• [Reading passage]:
______________________________
Google says its new AI model family has a curious feature: the ability to “identify” emotions.
Announced on Thursday, the PaliGemma 2 family of models can analyze images, enabling the AI to generate captions and answer questions about people it “sees” in photos.
“PaliGemma 2 generates detailed, contextually relevant captions for images,” Google wrote in a blog post shared with TechCrunch, “going beyond simple object identification to describe actions, emotions, and the overall narrative of the scene.”
Emotion recognition doesn’t work out of the box, and PaliGemma 2 has to be fine-tuned for the purpose. Nonetheless, experts TechCrunch spoke with were alarmed at the prospect of an openly available emotion detector.
“This is very troubling to me,” Sandra Wachter, a professor in data ethics and AI at the Oxford Internet Institute, told TechCrunch. “I find it problematic to assume that we can ‘read’ people’s emotions. It’s like asking a Magic 8 Ball for advice.”
For years, startups and tech giants alike have tried to build AI that can detect emotions for everything from sales training to preventing accidents. Some claim to have attained it, but the science stands on shaky empirical ground.
______________________________
[Layout element entries]
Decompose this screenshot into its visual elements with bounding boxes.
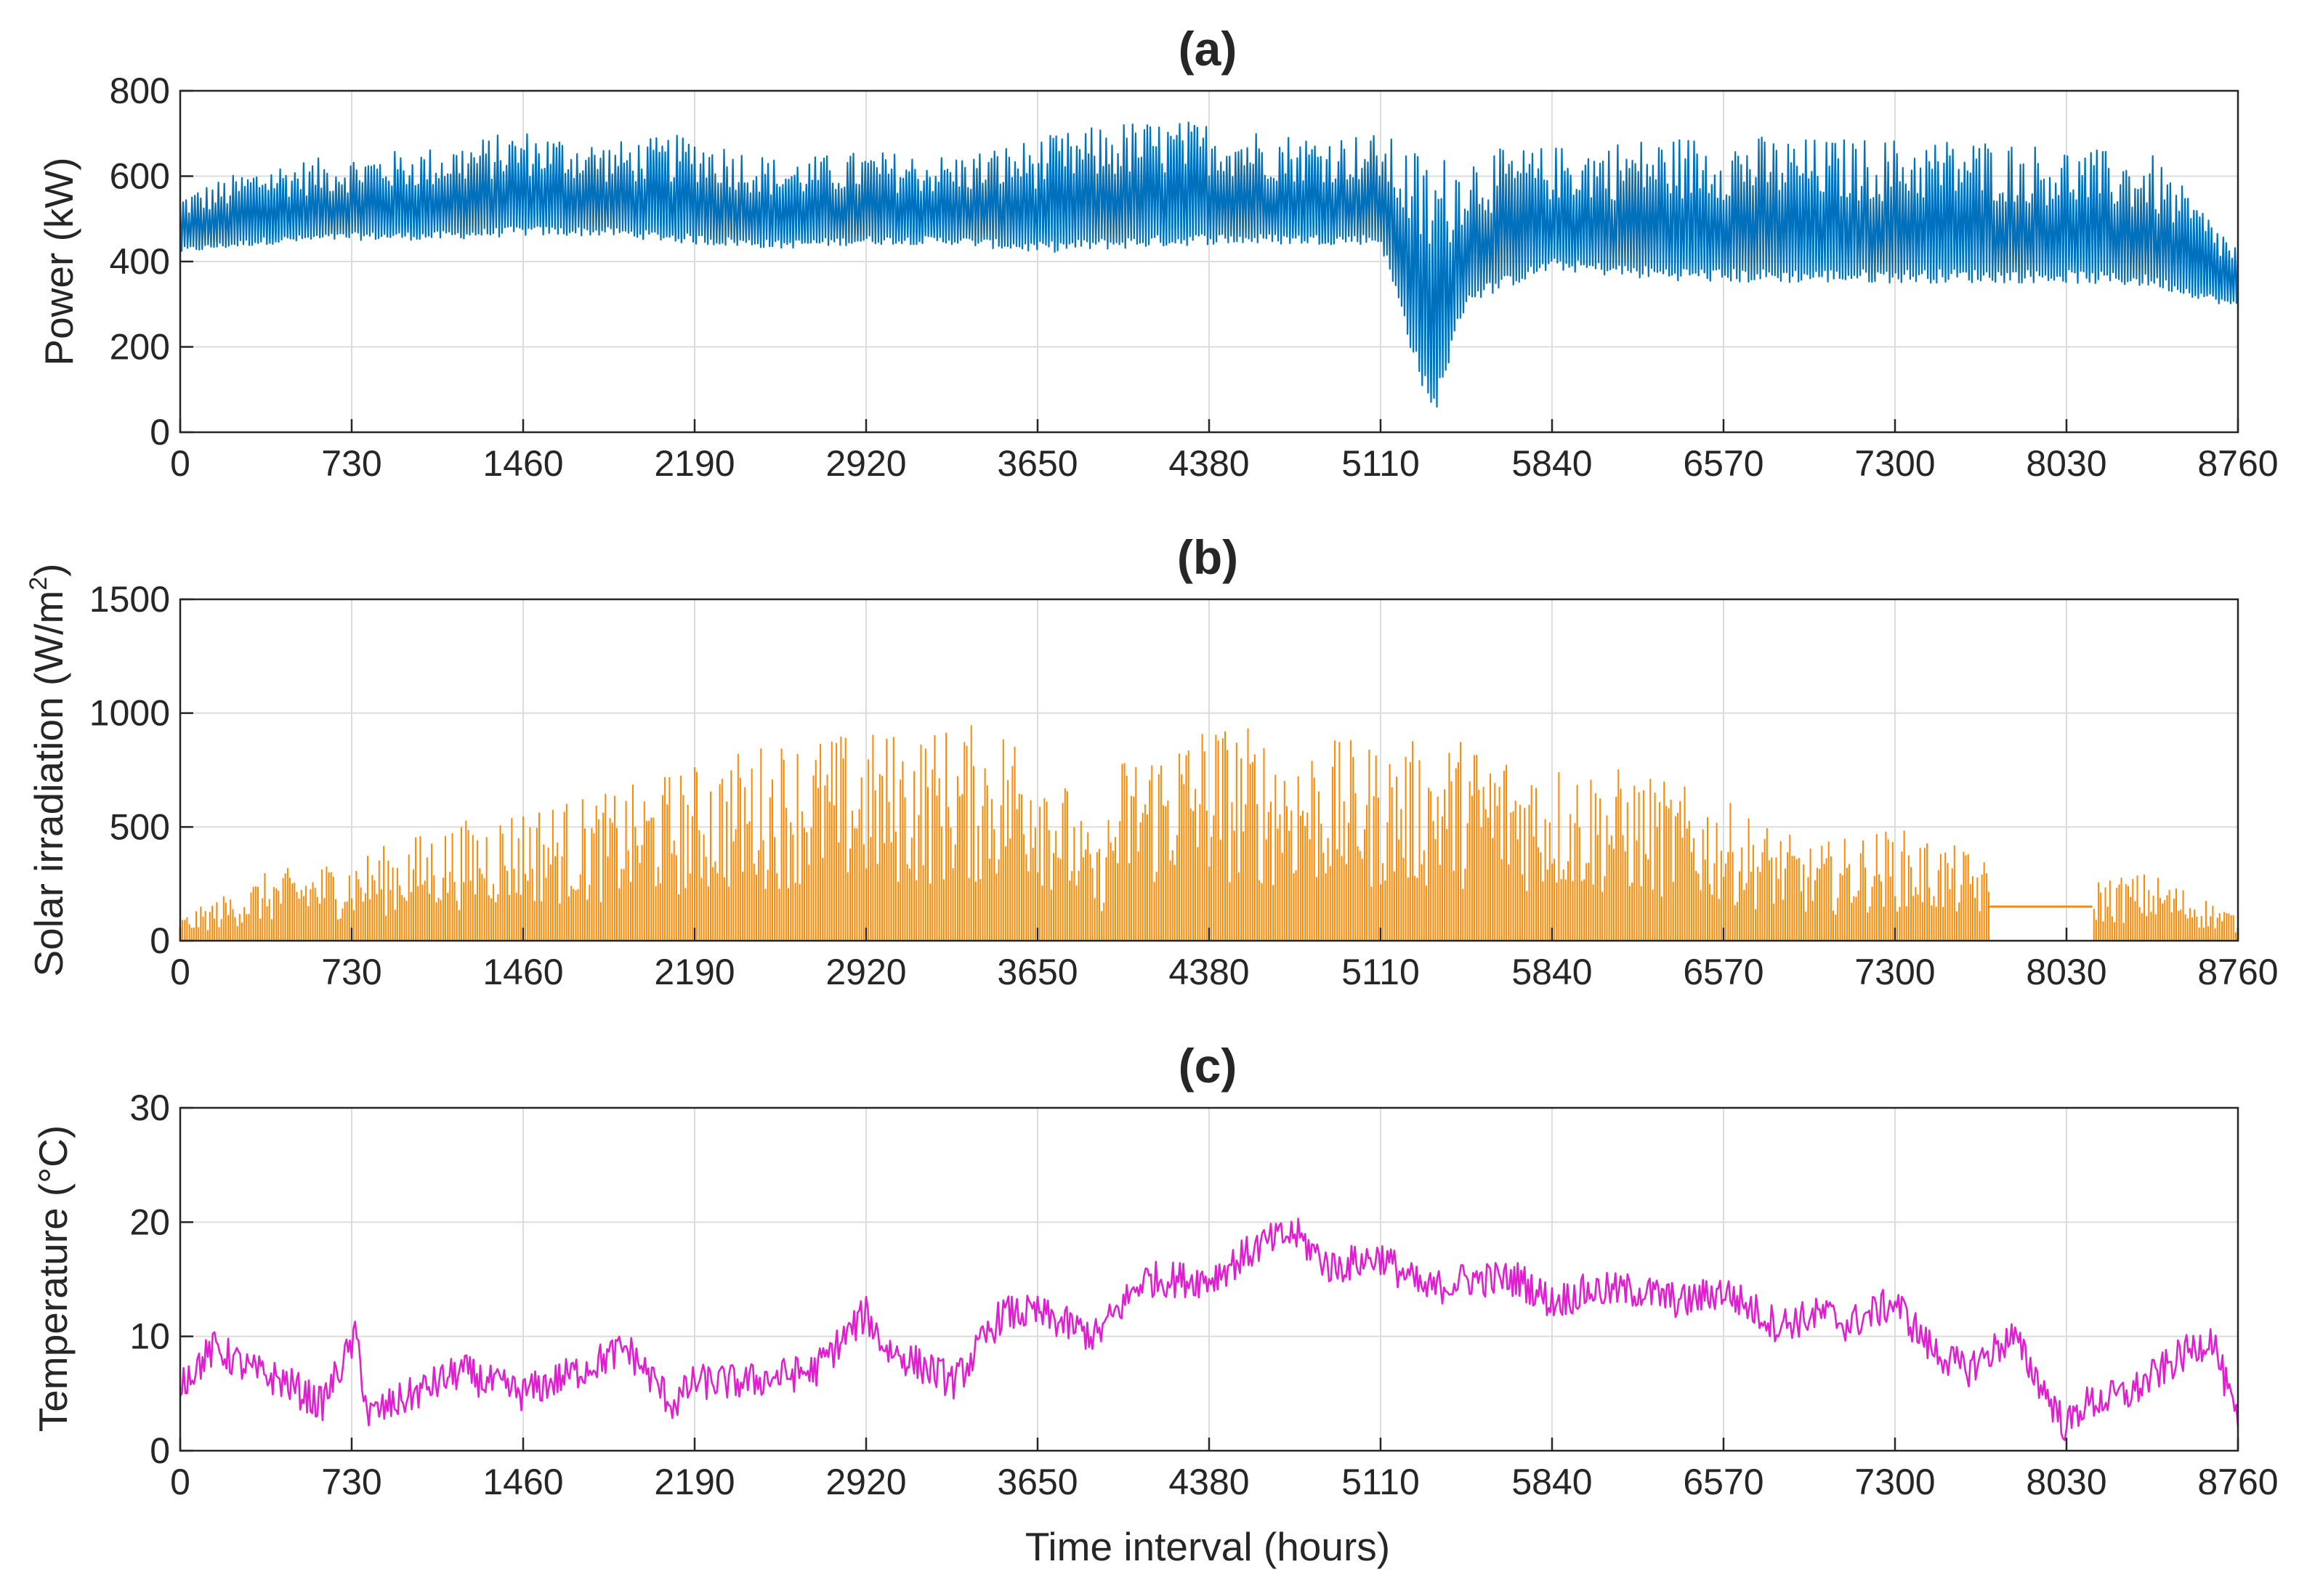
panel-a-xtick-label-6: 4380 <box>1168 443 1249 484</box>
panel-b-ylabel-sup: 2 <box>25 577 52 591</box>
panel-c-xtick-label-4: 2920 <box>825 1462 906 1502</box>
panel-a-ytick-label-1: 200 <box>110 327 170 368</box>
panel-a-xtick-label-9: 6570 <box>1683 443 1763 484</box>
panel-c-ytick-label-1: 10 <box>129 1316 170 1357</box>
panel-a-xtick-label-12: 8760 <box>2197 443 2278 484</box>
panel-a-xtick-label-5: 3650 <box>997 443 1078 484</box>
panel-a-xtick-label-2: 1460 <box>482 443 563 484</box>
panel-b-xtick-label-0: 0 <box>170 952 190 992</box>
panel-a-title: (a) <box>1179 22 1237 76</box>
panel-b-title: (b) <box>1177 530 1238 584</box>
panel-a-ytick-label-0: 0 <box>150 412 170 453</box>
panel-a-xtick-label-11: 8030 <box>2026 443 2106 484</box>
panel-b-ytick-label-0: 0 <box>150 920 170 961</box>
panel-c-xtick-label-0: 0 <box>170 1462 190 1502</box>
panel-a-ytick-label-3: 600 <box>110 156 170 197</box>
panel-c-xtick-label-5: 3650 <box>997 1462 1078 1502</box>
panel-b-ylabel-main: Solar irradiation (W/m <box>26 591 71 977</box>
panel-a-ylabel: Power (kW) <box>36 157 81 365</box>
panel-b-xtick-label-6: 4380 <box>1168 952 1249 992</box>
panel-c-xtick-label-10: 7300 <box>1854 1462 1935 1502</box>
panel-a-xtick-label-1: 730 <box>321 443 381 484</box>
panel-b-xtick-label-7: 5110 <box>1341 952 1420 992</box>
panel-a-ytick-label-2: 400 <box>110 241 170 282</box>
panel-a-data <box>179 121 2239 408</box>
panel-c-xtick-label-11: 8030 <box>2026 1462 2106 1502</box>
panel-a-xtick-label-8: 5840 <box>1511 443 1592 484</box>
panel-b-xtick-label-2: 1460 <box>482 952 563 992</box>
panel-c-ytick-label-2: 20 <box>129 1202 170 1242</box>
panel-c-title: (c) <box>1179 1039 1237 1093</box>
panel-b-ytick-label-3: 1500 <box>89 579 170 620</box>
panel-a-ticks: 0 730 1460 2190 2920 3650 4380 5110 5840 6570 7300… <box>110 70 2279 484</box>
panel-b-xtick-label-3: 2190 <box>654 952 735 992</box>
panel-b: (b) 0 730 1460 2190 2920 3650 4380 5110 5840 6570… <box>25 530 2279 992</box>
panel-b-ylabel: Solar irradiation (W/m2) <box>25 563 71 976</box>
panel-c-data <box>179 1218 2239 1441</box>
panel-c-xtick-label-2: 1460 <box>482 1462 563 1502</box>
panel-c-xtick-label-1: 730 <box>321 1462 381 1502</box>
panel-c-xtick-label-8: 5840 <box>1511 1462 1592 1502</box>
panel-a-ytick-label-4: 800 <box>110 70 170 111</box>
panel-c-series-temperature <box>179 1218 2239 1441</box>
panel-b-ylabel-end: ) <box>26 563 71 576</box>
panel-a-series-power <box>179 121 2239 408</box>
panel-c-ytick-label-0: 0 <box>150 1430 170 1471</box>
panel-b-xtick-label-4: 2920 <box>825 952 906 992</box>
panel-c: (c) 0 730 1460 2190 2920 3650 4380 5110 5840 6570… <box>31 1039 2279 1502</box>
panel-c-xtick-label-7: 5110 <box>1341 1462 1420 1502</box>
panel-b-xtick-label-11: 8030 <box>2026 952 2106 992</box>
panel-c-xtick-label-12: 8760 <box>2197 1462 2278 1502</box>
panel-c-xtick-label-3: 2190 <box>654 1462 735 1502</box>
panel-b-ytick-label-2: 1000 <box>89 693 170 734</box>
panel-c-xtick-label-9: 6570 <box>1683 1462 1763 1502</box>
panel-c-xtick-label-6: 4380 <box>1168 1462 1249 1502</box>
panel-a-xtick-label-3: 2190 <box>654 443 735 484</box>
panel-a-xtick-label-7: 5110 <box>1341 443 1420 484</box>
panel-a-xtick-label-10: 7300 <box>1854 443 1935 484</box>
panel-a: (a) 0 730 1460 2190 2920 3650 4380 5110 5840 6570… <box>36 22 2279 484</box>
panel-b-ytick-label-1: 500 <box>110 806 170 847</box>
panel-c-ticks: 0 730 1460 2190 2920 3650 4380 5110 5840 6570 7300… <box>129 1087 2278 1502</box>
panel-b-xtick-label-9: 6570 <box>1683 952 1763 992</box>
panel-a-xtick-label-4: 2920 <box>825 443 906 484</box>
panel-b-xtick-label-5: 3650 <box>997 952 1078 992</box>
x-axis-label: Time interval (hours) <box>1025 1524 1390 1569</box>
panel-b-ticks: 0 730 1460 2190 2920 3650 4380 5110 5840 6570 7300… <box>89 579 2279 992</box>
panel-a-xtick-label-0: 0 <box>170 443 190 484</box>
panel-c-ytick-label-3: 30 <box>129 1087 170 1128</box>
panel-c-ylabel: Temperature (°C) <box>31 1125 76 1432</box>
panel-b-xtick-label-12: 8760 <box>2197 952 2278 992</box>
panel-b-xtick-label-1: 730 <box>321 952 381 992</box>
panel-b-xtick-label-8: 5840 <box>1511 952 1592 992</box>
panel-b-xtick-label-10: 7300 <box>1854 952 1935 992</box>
______________________________
• [What is being asked]:
Resume the article about Google's PaliGemma 2 and emotion detection, starting right after its last sentence. The data is separate material with no tie to the article.

• [Task answer]:
The majority of emotion detectors take cues from the early work of Paul Ekman, a psychologist who theorized that humans share six fundamental emotions in common: anger, surprise, disgust, enjoyment, fear, and sadness. Subsequent studies cast doubt on Ekman’s hypothesis, however, demonstrating there are major differences in the way people from different backgrounds express how they’re feeling.
“Emotion detection isn’t possible in the general case, because people experience emotion in complex ways,” Mike Cook, a research fellow at Queen Mary University specializing in AI, told TechCrunch. “Of course, we do think we can tell what other people are feeling by looking at them, and lots of people over the years have tried, too, like spy agencies or marketing companies. I’m sure it’s absolutely possible to detect some generic signifiers in some cases, but it’s not something we can ever fully ‘solve.’”
The unsurprising consequence is that emotion-detecting systems tend to be unreliable, and biased by the assumptions of their designers. In a 2020 MIT study, researchers showed that face-analyzing models could develop unintended preferences for certain expressions, like smiling. More recent work suggests that emotional analysis models assign more negative emotions to Black people’s faces than white people’s faces.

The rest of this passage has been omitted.